À faire:
(1) Dans l'extrait ci-dessous sur la réunion des cartels, à quelle date la réunion s'est-elle tenue ?
(2) Résumez plus brièvement le paragraphe de l'extrait sur la réunion des cartels qui commence par « Nous avons pu y entendre », sans en perdre les faits principaux.
(3) Poursuivez l'extrait sur la réunion des cartels en écrivant la suite après sa dernière phrase.

Extrait du document:
+++++

Notre réunion des cartels a eu lieu le 24 janvier dernier et, bien que
le nombre des participants ait été très restreint, je tenais à vous
faire part de la qualité de ce qui a pu être dit et qui a pu se
partager au risque de la psychanalyse.
Nous avons pu y entendre les avancées du cartel de Limoges « autour de
la voix » et leurs effets dans la clinique, nous avons pu entendre,
pour le cartel de Poitiers (« lecteurs des Ecrits ») à propos du
comment y mettre du sien pour que quelque chose se noue avec l’Autre
dans une lecture en commun, une lecture partageable laissant chacun
libre de son propre cheminement.
Je me suis trouvée dans l’embarras pour, à nouveau, parler de ce
travail spécifique proposé par Lacan car la préparation de cette
réunion a réveillé en moi un intérêt très vif pour cette proposition
qui nous permet, comme je l’ai entendu ce jour-là, de « transmettre ce
que l’on ne sait pas qu’on sait » à la condition d’une adresse
possible. Car « il ne suffit pas d’entendre pour qu’un cri devienne
appel » et il nous revient de faire face à l’énigme.
Oui, cette proposition nous agrée pour que quelque chose de l’invention
de Freud puisse se transmettre, à partir de notre singularité et de
notre transfert de travail avec Lacan se redoublant du transfert de
Lacan à Freud.

+++++

Données sources:
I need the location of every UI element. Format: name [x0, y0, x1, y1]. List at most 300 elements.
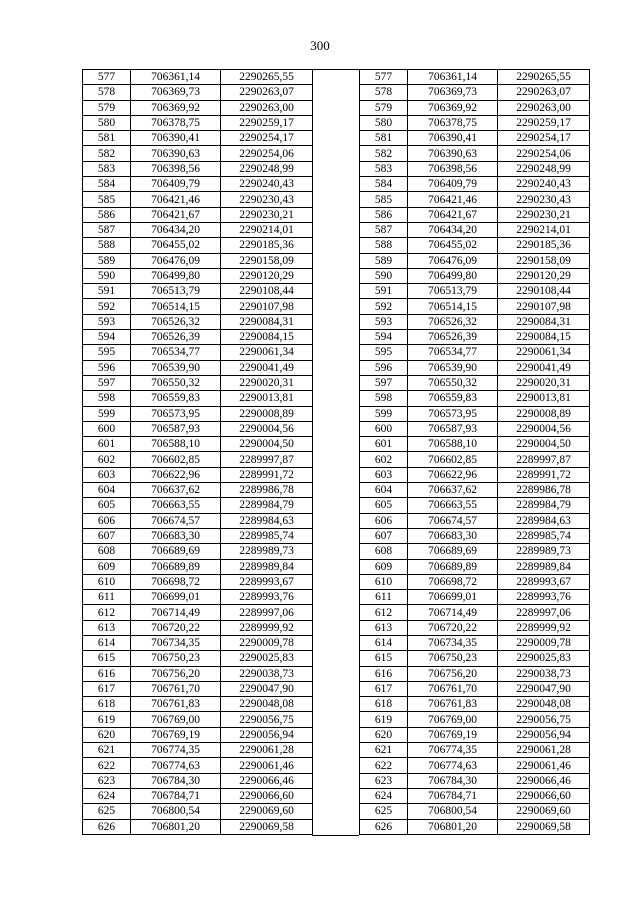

+++++

Réponses données:
(1) Elle a eu lieu le 24 janvier dernier.

(2) Le cartel de Limoges a présenté ses avancées « autour de la voix » et leurs effets dans la clinique. Le cartel de Poitiers (« lecteurs des Ecrits ») a évoqué la manière d'y mettre du sien pour que quelque chose se noue avec l'Autre. Il s'agissait d'une lecture en commun et partageable, qui laisse chacun libre de son propre cheminement.

(3)
Le point de départ de ma réflexion a été la lecture de l’Editorial
d’Espace Analytique écrit par Giselle Chaboudez et les questions
qu’elle a suscitées. Il m’a semblé important de revenir sur les effets
d’une nomination et sur les points qui vont la déterminer. Pour le
choix du mot « cartel » Lacan n’est pas parti de l’étymologie «
cartello », mais de son inspiration inconsciente avec l’affirmation du
signifiant « cardo », introduisant l’équivoque du nécessaire « gond »
pour ouvrir la porte à la béance de l’inconscient.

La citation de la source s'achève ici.